Source data:
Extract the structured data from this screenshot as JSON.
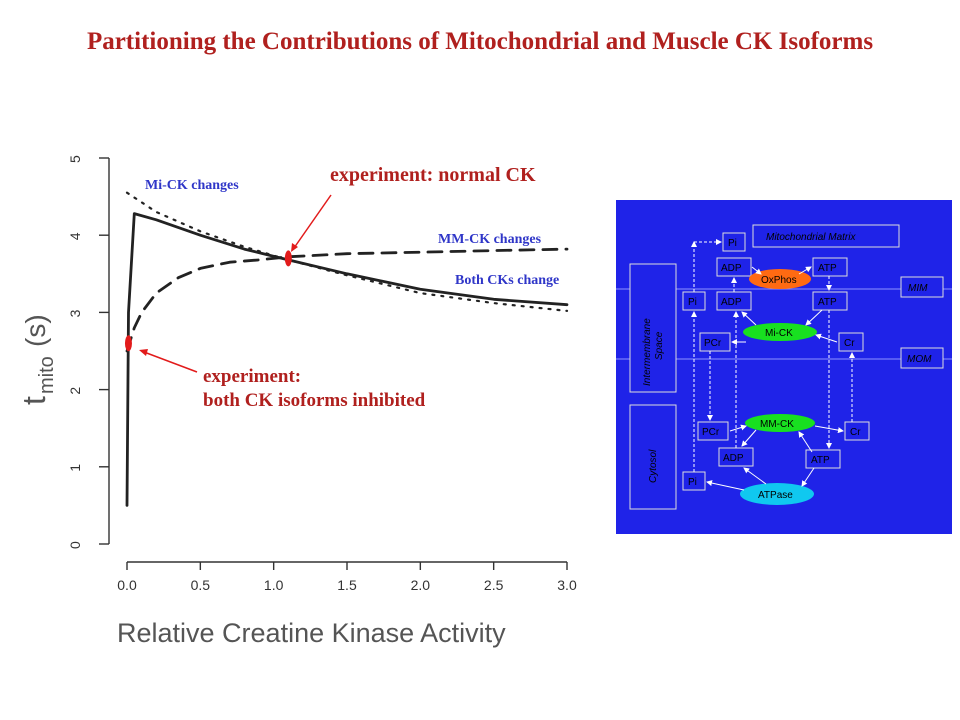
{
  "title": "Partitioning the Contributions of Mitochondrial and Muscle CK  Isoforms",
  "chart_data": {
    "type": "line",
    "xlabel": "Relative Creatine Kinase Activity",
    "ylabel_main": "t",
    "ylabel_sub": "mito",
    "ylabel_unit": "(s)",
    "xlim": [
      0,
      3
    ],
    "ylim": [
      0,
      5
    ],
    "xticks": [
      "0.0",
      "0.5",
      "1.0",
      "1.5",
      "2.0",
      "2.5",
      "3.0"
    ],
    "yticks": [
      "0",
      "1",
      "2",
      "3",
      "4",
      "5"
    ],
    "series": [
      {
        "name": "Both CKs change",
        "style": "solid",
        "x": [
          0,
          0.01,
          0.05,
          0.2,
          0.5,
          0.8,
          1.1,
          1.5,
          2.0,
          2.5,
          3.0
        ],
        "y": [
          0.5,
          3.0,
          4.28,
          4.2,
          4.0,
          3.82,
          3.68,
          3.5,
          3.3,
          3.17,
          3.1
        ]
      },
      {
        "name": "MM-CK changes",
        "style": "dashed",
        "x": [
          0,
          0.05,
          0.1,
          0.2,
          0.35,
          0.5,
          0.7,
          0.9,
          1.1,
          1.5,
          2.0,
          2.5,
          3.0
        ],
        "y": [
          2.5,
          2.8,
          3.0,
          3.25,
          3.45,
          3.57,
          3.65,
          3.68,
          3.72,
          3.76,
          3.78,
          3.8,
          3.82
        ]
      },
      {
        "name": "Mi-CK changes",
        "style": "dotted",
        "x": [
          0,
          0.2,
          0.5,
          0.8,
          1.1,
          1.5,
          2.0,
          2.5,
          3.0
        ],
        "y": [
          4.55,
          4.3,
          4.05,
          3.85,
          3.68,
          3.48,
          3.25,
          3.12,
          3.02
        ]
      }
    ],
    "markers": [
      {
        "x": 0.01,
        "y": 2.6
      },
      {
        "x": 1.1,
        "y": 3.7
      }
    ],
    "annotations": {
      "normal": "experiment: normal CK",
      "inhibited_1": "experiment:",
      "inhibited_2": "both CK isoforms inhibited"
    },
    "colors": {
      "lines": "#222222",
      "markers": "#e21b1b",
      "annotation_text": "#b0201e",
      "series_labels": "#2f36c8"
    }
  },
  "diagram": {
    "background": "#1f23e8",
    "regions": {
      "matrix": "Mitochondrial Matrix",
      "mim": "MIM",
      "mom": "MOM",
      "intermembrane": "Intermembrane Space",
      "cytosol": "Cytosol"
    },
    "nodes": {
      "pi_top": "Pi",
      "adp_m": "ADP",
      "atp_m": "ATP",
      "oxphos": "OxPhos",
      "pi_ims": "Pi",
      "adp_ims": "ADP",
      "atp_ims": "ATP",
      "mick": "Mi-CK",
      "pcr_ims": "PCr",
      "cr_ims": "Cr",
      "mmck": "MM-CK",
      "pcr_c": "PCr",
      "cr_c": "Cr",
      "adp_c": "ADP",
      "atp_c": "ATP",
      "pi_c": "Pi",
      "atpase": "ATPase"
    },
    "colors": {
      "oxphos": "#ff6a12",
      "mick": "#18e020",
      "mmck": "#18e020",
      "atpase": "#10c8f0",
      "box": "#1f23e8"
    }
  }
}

Written problem: Scan the material above. Extract every line in which the word "Mitochondrial" occurs.

Output:
  "title": "Partitioning the Contributions of Mitochondrial and Muscle CK  Isoforms",
      "matrix": "Mitochondrial Matrix",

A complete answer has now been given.